(Stored items)
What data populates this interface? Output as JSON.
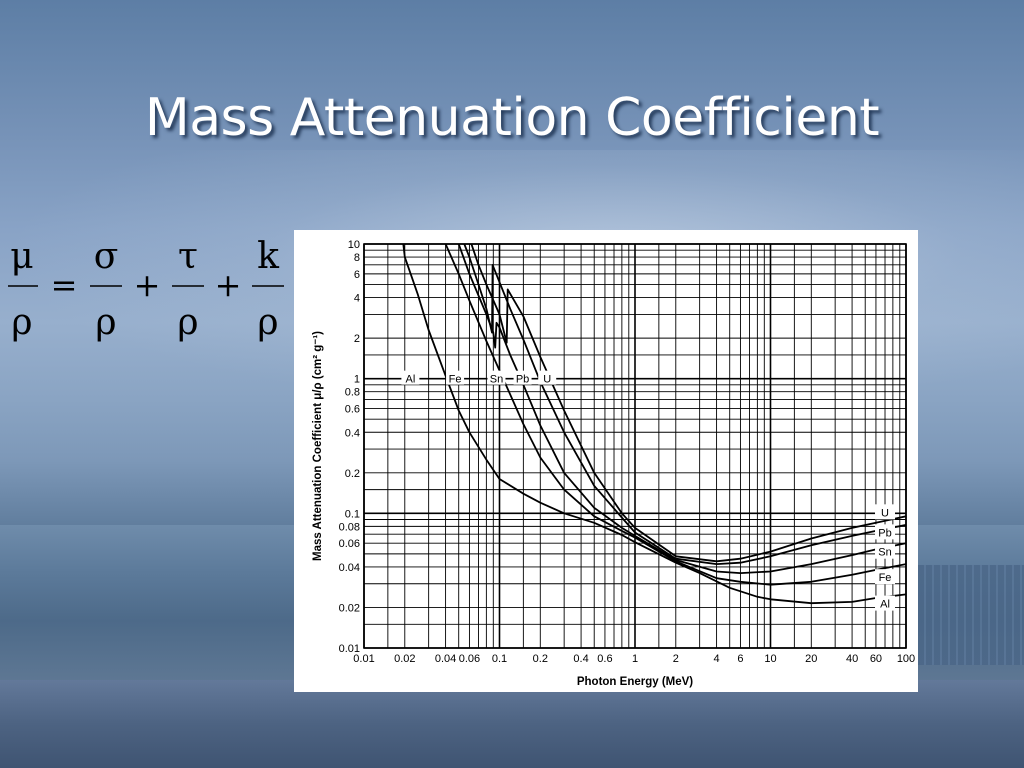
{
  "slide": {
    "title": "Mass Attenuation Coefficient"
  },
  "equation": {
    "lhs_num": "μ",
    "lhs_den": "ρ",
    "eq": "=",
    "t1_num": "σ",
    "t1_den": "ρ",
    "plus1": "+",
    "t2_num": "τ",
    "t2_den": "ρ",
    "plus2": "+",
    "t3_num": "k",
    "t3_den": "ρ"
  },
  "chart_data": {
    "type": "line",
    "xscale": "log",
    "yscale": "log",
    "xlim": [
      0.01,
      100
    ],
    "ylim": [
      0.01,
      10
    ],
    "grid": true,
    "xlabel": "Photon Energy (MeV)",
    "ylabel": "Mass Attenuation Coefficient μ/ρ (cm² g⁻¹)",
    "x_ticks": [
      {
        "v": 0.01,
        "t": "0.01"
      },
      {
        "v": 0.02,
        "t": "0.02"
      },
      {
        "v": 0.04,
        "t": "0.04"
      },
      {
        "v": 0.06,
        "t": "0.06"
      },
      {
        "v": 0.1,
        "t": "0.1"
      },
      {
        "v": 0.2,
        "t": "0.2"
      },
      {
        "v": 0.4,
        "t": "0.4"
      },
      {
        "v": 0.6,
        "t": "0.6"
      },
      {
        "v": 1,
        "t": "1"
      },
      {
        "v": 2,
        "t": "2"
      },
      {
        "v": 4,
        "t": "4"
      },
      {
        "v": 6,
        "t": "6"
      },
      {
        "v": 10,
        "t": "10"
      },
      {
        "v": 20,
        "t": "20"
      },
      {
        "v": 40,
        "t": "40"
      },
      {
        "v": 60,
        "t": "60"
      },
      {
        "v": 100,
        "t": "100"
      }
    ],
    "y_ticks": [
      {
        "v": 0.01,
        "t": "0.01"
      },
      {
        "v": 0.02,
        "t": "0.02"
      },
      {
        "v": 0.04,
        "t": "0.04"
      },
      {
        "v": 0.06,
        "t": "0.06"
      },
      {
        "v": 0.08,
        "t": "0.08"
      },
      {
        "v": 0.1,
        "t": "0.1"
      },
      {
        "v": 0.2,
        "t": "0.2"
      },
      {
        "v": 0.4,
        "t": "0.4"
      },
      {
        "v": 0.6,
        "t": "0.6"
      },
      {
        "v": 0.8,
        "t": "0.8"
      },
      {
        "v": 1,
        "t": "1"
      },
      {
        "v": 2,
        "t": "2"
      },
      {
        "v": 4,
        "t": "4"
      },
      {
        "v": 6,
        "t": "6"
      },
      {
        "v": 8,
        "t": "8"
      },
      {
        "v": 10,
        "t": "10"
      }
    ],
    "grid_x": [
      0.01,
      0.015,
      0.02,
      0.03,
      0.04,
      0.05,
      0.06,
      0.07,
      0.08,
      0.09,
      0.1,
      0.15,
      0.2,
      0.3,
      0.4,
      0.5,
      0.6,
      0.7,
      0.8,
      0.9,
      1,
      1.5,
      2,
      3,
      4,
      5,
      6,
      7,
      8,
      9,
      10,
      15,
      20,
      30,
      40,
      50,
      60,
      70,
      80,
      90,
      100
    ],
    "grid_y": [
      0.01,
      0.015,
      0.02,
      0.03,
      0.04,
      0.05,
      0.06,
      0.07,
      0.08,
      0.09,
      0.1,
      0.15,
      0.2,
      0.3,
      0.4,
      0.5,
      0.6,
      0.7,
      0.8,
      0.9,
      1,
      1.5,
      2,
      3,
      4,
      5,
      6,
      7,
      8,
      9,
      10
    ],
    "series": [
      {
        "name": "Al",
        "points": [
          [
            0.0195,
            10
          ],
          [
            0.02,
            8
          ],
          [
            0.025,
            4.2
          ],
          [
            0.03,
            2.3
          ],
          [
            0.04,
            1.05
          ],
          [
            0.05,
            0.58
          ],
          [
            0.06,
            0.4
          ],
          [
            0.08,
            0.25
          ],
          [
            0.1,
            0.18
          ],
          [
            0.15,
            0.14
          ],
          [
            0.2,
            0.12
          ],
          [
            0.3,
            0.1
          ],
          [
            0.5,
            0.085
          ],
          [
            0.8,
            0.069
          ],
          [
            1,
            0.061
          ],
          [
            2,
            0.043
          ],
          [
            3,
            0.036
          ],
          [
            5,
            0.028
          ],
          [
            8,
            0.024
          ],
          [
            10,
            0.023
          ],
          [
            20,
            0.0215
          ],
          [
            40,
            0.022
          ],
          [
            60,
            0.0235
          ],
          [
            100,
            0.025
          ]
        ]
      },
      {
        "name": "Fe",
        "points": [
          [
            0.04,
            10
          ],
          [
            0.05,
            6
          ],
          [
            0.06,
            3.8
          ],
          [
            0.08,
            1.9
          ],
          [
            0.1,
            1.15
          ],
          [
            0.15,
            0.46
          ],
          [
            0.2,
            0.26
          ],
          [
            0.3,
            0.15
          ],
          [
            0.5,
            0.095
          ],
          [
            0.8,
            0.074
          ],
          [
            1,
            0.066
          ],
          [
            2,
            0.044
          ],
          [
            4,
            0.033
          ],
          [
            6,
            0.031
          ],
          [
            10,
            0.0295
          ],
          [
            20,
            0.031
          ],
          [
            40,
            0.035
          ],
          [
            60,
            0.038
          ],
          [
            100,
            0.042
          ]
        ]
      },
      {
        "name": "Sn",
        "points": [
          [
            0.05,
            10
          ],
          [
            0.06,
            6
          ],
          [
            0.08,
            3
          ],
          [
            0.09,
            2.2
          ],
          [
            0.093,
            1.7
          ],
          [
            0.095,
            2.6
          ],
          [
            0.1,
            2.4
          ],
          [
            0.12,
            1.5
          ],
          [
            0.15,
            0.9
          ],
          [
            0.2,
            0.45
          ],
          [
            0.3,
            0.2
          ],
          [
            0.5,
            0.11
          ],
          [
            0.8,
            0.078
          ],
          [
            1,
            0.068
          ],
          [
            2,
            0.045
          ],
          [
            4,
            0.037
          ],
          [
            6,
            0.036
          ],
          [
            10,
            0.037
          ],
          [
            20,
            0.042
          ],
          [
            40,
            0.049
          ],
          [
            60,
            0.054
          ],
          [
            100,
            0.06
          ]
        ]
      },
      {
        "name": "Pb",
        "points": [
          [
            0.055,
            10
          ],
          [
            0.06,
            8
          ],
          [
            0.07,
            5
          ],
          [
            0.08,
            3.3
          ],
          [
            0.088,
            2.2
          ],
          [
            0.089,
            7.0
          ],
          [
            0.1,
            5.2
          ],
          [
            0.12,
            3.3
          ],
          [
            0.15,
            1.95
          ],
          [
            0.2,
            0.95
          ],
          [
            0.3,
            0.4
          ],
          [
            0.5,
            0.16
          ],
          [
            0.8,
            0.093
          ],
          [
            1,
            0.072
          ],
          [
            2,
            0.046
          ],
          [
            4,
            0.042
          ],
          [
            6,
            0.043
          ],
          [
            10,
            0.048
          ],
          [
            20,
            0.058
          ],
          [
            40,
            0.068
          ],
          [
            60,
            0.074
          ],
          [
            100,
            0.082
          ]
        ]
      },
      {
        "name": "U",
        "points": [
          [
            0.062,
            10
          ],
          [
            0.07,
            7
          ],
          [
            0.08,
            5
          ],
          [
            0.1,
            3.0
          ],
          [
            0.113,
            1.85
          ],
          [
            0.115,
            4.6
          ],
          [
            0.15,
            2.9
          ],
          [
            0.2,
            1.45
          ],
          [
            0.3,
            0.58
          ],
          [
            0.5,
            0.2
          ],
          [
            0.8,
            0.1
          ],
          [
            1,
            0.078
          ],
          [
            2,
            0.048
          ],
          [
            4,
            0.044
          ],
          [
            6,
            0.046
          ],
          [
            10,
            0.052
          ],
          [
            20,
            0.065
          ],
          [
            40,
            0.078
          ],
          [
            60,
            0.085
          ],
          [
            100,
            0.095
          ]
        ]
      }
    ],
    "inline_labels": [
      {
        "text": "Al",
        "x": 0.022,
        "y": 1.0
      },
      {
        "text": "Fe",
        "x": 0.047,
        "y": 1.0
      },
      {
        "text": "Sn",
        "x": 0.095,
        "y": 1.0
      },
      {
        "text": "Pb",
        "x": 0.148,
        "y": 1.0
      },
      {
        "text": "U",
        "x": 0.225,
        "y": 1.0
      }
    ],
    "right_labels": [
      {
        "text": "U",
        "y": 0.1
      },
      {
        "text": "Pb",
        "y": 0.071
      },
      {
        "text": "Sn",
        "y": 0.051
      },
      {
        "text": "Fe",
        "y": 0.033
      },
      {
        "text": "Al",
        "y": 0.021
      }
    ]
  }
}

> [Work to complete]: Check every line of the material for the string "Attenuation" and give the number of lines that have it, without anything else.

> [Written solution]: 2